:: Supplied records ::

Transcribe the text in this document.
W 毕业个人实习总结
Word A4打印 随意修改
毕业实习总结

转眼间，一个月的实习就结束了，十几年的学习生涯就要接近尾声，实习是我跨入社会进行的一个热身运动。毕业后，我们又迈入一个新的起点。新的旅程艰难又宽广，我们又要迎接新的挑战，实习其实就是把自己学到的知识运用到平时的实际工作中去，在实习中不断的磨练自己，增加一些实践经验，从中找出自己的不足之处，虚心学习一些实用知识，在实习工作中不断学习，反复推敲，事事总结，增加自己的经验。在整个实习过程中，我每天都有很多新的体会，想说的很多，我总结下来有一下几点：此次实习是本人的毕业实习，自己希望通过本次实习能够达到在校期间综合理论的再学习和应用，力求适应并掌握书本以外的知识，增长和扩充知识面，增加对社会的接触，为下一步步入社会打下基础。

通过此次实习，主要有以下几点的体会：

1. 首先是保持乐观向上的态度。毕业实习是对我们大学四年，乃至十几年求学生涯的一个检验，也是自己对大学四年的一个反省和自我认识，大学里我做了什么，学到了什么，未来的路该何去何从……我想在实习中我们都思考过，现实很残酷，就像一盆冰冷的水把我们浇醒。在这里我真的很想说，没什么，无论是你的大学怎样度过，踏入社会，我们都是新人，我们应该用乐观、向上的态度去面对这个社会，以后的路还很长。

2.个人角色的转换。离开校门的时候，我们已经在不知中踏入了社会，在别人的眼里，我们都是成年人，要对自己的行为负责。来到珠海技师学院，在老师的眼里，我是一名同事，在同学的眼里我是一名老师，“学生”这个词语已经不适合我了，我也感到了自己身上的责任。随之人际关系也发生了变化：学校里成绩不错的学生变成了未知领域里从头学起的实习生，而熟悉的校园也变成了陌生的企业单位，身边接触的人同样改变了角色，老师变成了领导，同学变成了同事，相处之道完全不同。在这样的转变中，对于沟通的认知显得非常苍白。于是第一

:::

▶ [The request]: Restate the whole listing exactly, leaving out nothing.

▶ [Result of the exercise]:
Transcribe the text in this document.
W 毕业个人实习总结
Word A4打印 随意修改
毕业实习总结

转眼间，一个月的实习就结束了，十几年的学习生涯就要接近尾声，实习是我跨入社会进行的一个热身运动。毕业后，我们又迈入一个新的起点。新的旅程艰难又宽广，我们又要迎接新的挑战，实习其实就是把自己学到的知识运用到平时的实际工作中去，在实习中不断的磨练自己，增加一些实践经验，从中找出自己的不足之处，虚心学习一些实用知识，在实习工作中不断学习，反复推敲，事事总结，增加自己的经验。在整个实习过程中，我每天都有很多新的体会，想说的很多，我总结下来有一下几点：此次实习是本人的毕业实习，自己希望通过本次实习能够达到在校期间综合理论的再学习和应用，力求适应并掌握书本以外的知识，增长和扩充知识面，增加对社会的接触，为下一步步入社会打下基础。

通过此次实习，主要有以下几点的体会：

1. 首先是保持乐观向上的态度。毕业实习是对我们大学四年，乃至十几年求学生涯的一个检验，也是自己对大学四年的一个反省和自我认识，大学里我做了什么，学到了什么，未来的路该何去何从……我想在实习中我们都思考过，现实很残酷，就像一盆冰冷的水把我们浇醒。在这里我真的很想说，没什么，无论是你的大学怎样度过，踏入社会，我们都是新人，我们应该用乐观、向上的态度去面对这个社会，以后的路还很长。

2.个人角色的转换。离开校门的时候，我们已经在不知中踏入了社会，在别人的眼里，我们都是成年人，要对自己的行为负责。来到珠海技师学院，在老师的眼里，我是一名同事，在同学的眼里我是一名老师，“学生”这个词语已经不适合我了，我也感到了自己身上的责任。随之人际关系也发生了变化：学校里成绩不错的学生变成了未知领域里从头学起的实习生，而熟悉的校园也变成了陌生的企业单位，身边接触的人同样改变了角色，老师变成了领导，同学变成了同事，相处之道完全不同。在这样的转变中，对于沟通的认知显得非常苍白。于是第一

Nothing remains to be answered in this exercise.